Problem requirements:
Output every line of the material exactly, omitting images.

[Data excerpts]
+ + + + +

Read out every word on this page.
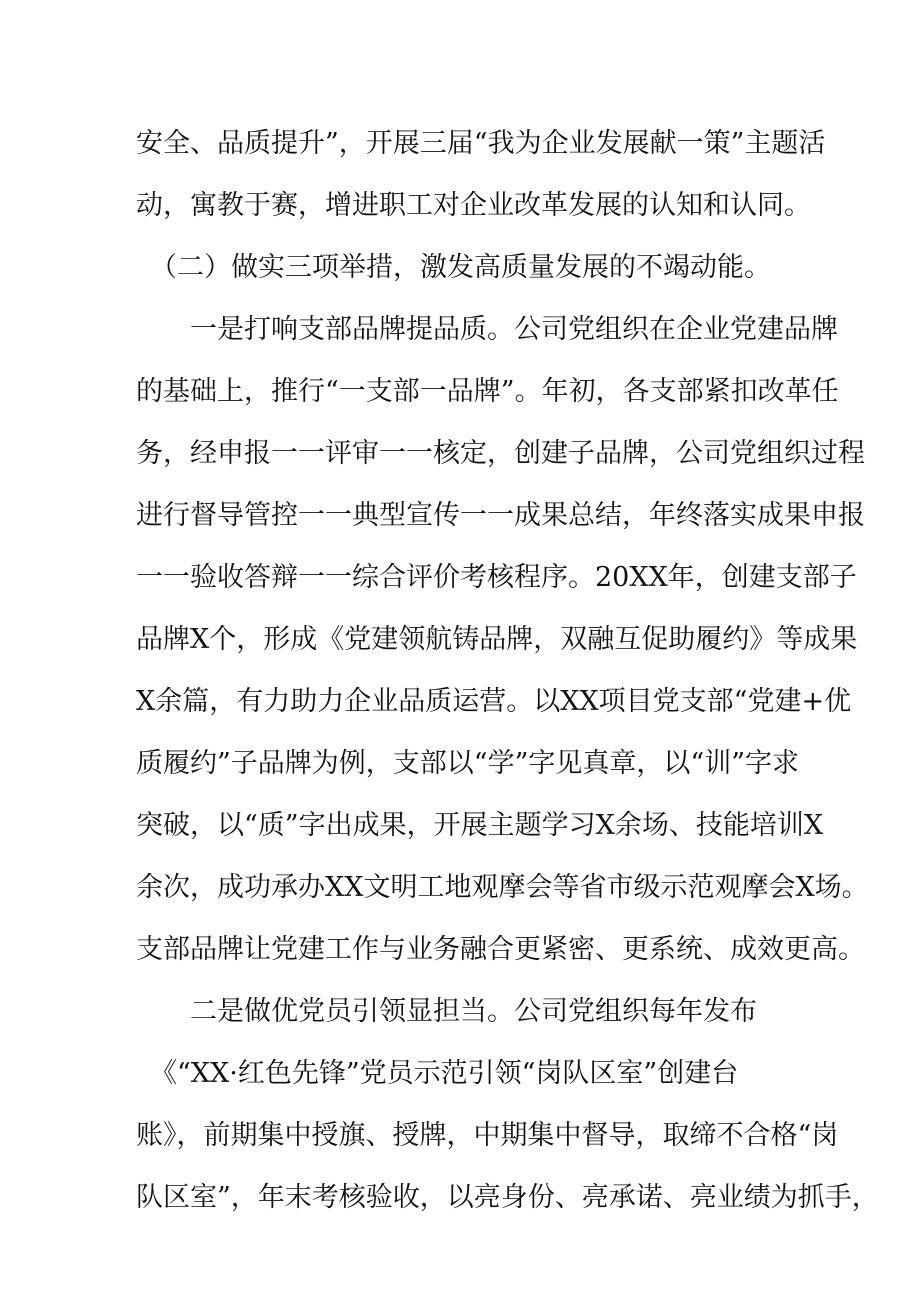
安全、品质提升”，开展三届“我为企业发展献一策”主题活
动，寓教于赛，增进职工对企业改革发展的认知和认同。
（二）做实三项举措，激发高质量发展的不竭动能。
一是打响支部品牌提品质。公司党组织在企业党建品牌
的基础上，推行“一支部一品牌”。年初，各支部紧扣改革任
务，经申报一一评审一一核定，创建子品牌，公司党组织过程
进行督导管控一一典型宣传一一成果总结，年终落实成果申报
一一验收答辩一一综合评价考核程序。20XX年，创建支部子
品牌X个，形成《党建领航铸品牌，双融互促助履约》等成果
X余篇，有力助力企业品质运营。以XX项目党支部“党建+优
质履约”子品牌为例，支部以“学”字见真章，以“训”字求
突破，以“质”字出成果，开展主题学习X余场、技能培训X
余次，成功承办XX文明工地观摩会等省市级示范观摩会X场。
支部品牌让党建工作与业务融合更紧密、更系统、成效更高。
二是做优党员引领显担当。公司党组织每年发布
《“XX·红色先锋”党员示范引领“岗队区室”创建台
账》，前期集中授旗、授牌，中期集中督导，取缔不合格“岗
队区室”，年末考核验收，以亮身份、亮承诺、亮业绩为抓手，
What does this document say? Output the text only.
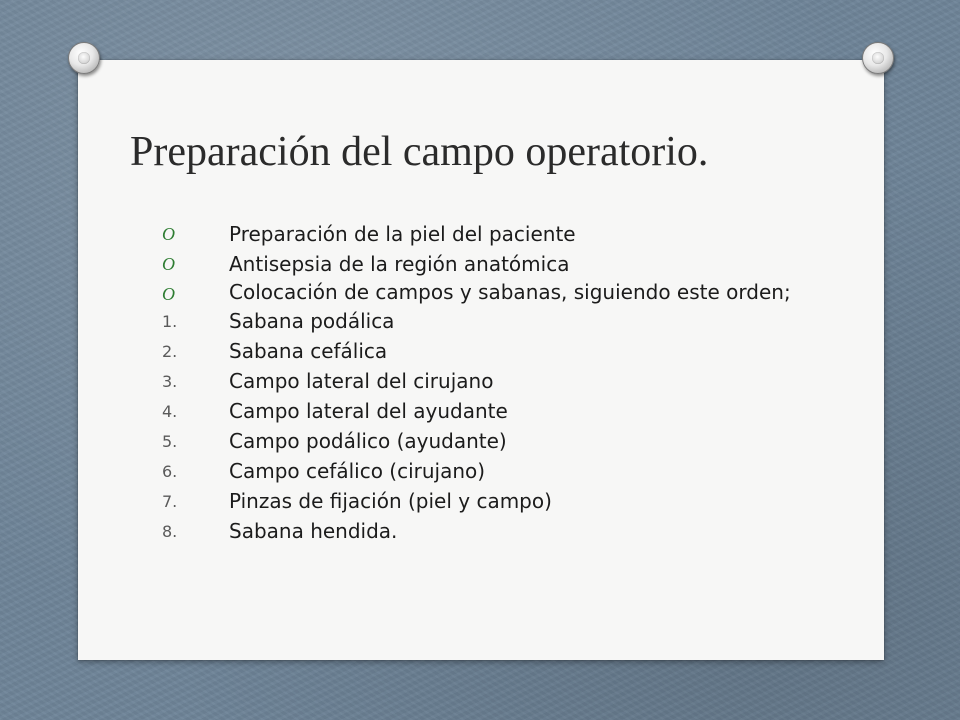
Preparación del campo operatorio.
O	Preparación de la piel del paciente
O	Antisepsia de la región anatómica
O	Colocación de campos y sabanas, siguiendo este orden;
1.	Sabana podálica
2.	Sabana cefálica
3.	Campo lateral del cirujano
4.	Campo lateral del ayudante
5.	Campo podálico (ayudante)
6.	Campo cefálico (cirujano)
7.	Pinzas de fijación (piel y campo)
8.	Sabana hendida.
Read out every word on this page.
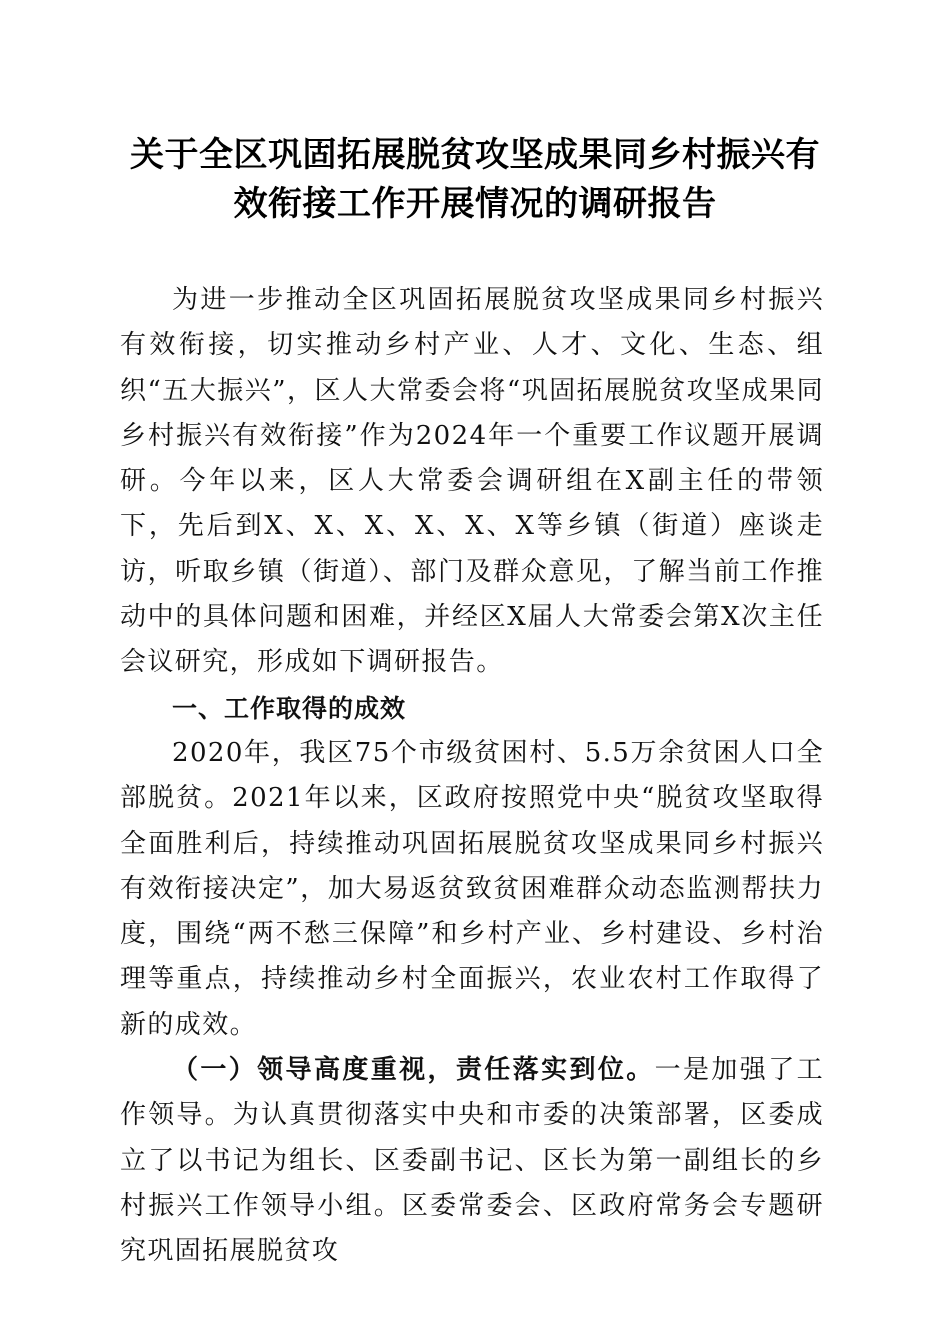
关于全区巩固拓展脱贫攻坚成果同乡村振兴有
效衔接工作开展情况的调研报告

为进一步推动全区巩固拓展脱贫攻坚成果同乡村振兴有效衔接，切实推动乡村产业、人才、文化、生态、组织“五大振兴”，区人大常委会将“巩固拓展脱贫攻坚成果同乡村振兴有效衔接”作为2024年一个重要工作议题开展调研。今年以来，区人大常委会调研组在X副主任的带领下，先后到X、X、X、X、X、X等乡镇（街道）座谈走访，听取乡镇（街道）、部门及群众意见，了解当前工作推动中的具体问题和困难，并经区X届人大常委会第X次主任会议研究，形成如下调研报告。

一、工作取得的成效

2020年，我区75个市级贫困村、5.5万余贫困人口全部脱贫。2021年以来，区政府按照党中央“脱贫攻坚取得全面胜利后，持续推动巩固拓展脱贫攻坚成果同乡村振兴有效衔接决定”，加大易返贫致贫困难群众动态监测帮扶力度，围绕“两不愁三保障”和乡村产业、乡村建设、乡村治理等重点，持续推动乡村全面振兴，农业农村工作取得了新的成效。

（一）领导高度重视，责任落实到位。一是加强了工作领导。为认真贯彻落实中央和市委的决策部署，区委成立了以书记为组长、区委副书记、区长为第一副组长的乡村振兴工作领导小组。区委常委会、区政府常务会专题研究巩固拓展脱贫攻
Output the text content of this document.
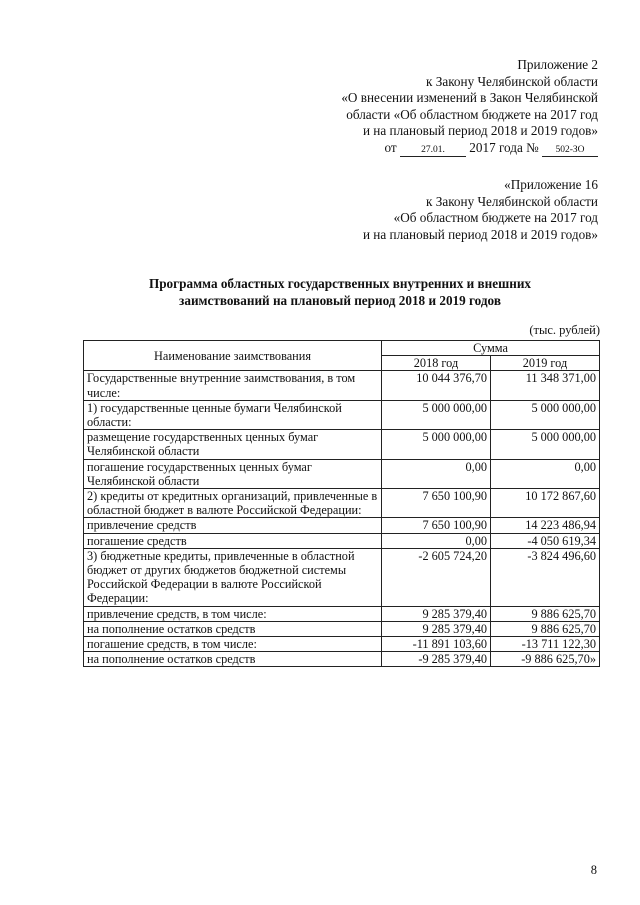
Приложение 2
к Закону Челябинской области
«О внесении изменений в Закон Челябинской
области «Об областном бюджете на 2017 год
и на плановый период 2018 и 2019 годов»
от	27.01. 2017 года № 502-ЗО
«Приложение 16
к Закону Челябинской области
«Об областном бюджете на 2017 год
и на плановый период 2018 и 2019 годов»
Программа областных государственных внутренних и внешних
заимствований на плановый период 2018 и 2019 годов
(тыс. рублей)
Наименование заимствования	Сумма	
	2018 год	2019 год
Государственные внутренние заимствования, в том числе:	10 044 376,70	11 348 371,00
1) государственные ценные бумаги Челябинской области:	5 000 000,00	5 000 000,00
размещение государственных ценных бумаг Челябинской области	5 000 000,00	5 000 000,00
погашение государственных ценных бумаг Челябинской области	0,00	0,00
2) кредиты от кредитных организаций, привлеченные в областной бюджет в валюте Российской Федерации:	7 650 100,90	10 172 867,60
привлечение средств	7 650 100,90	14 223 486,94
погашение средств	0,00	-4 050 619,34
3) бюджетные кредиты, привлеченные в областной бюджет от других бюджетов бюджетной системы Российской Федерации в валюте Российской Федерации:	-2 605 724,20	-3 824 496,60
привлечение средств, в том числе:	9 285 379,40	9 886 625,70
на пополнение остатков средств	9 285 379,40	9 886 625,70
погашение средств, в том числе:	-11 891 103,60	-13 711 122,30
на пополнение остатков средств	-9 285 379,40	-9 886 625,70»
8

+ + + + +

Response below:
Read out every word on this page.
安全、品质提升”，开展三届“我为企业发展献一策”主题活
动，寓教于赛，增进职工对企业改革发展的认知和认同。
（二）做实三项举措，激发高质量发展的不竭动能。
一是打响支部品牌提品质。公司党组织在企业党建品牌
的基础上，推行“一支部一品牌”。年初，各支部紧扣改革任
务，经申报一一评审一一核定，创建子品牌，公司党组织过程
进行督导管控一一典型宣传一一成果总结，年终落实成果申报
一一验收答辩一一综合评价考核程序。20XX年，创建支部子
品牌X个，形成《党建领航铸品牌，双融互促助履约》等成果
X余篇，有力助力企业品质运营。以XX项目党支部“党建+优
质履约”子品牌为例，支部以“学”字见真章，以“训”字求
突破，以“质”字出成果，开展主题学习X余场、技能培训X
余次，成功承办XX文明工地观摩会等省市级示范观摩会X场。
支部品牌让党建工作与业务融合更紧密、更系统、成效更高。
二是做优党员引领显担当。公司党组织每年发布
《“XX·红色先锋”党员示范引领“岗队区室”创建台
账》，前期集中授旗、授牌，中期集中督导，取缔不合格“岗
队区室”，年末考核验收，以亮身份、亮承诺、亮业绩为抓手，
What does this document say? Output the text only.
Preparación del campo operatorio.
O	Preparación de la piel del paciente
O	Antisepsia de la región anatómica
O	Colocación de campos y sabanas, siguiendo este orden;
1.	Sabana podálica
2.	Sabana cefálica
3.	Campo lateral del cirujano
4.	Campo lateral del ayudante
5.	Campo podálico (ayudante)
6.	Campo cefálico (cirujano)
7.	Pinzas de fijación (piel y campo)
8.	Sabana hendida.
Read out every word on this page.
关于全区巩固拓展脱贫攻坚成果同乡村振兴有
效衔接工作开展情况的调研报告

为进一步推动全区巩固拓展脱贫攻坚成果同乡村振兴有效衔接，切实推动乡村产业、人才、文化、生态、组织“五大振兴”，区人大常委会将“巩固拓展脱贫攻坚成果同乡村振兴有效衔接”作为2024年一个重要工作议题开展调研。今年以来，区人大常委会调研组在X副主任的带领下，先后到X、X、X、X、X、X等乡镇（街道）座谈走访，听取乡镇（街道）、部门及群众意见，了解当前工作推动中的具体问题和困难，并经区X届人大常委会第X次主任会议研究，形成如下调研报告。

一、工作取得的成效

2020年，我区75个市级贫困村、5.5万余贫困人口全部脱贫。2021年以来，区政府按照党中央“脱贫攻坚取得全面胜利后，持续推动巩固拓展脱贫攻坚成果同乡村振兴有效衔接决定”，加大易返贫致贫困难群众动态监测帮扶力度，围绕“两不愁三保障”和乡村产业、乡村建设、乡村治理等重点，持续推动乡村全面振兴，农业农村工作取得了新的成效。

（一）领导高度重视，责任落实到位。一是加强了工作领导。为认真贯彻落实中央和市委的决策部署，区委成立了以书记为组长、区委副书记、区长为第一副组长的乡村振兴工作领导小组。区委常委会、区政府常务会专题研究巩固拓展脱贫攻
Output the text content of this document.
Приложение 2
к Закону Челябинской области
«О внесении изменений в Закон Челябинской
области «Об областном бюджете на 2017 год
и на плановый период 2018 и 2019 годов»
от	27.01. 2017 года № 502-ЗО
«Приложение 16
к Закону Челябинской области
«Об областном бюджете на 2017 год
и на плановый период 2018 и 2019 годов»
Программа областных государственных внутренних и внешних
заимствований на плановый период 2018 и 2019 годов
(тыс. рублей)
Наименование заимствования	Сумма	
	2018 год	2019 год
Государственные внутренние заимствования, в том числе:	10 044 376,70	11 348 371,00
1) государственные ценные бумаги Челябинской области:	5 000 000,00	5 000 000,00
размещение государственных ценных бумаг Челябинской области	5 000 000,00	5 000 000,00
погашение государственных ценных бумаг Челябинской области	0,00	0,00
2) кредиты от кредитных организаций, привлеченные в областной бюджет в валюте Российской Федерации:	7 650 100,90	10 172 867,60
привлечение средств	7 650 100,90	14 223 486,94
погашение средств	0,00	-4 050 619,34
3) бюджетные кредиты, привлеченные в областной бюджет от других бюджетов бюджетной системы Российской Федерации в валюте Российской Федерации:	-2 605 724,20	-3 824 496,60
привлечение средств, в том числе:	9 285 379,40	9 886 625,70
на пополнение остатков средств	9 285 379,40	9 886 625,70
погашение средств, в том числе:	-11 891 103,60	-13 711 122,30
на пополнение остатков средств	-9 285 379,40	-9 886 625,70»
8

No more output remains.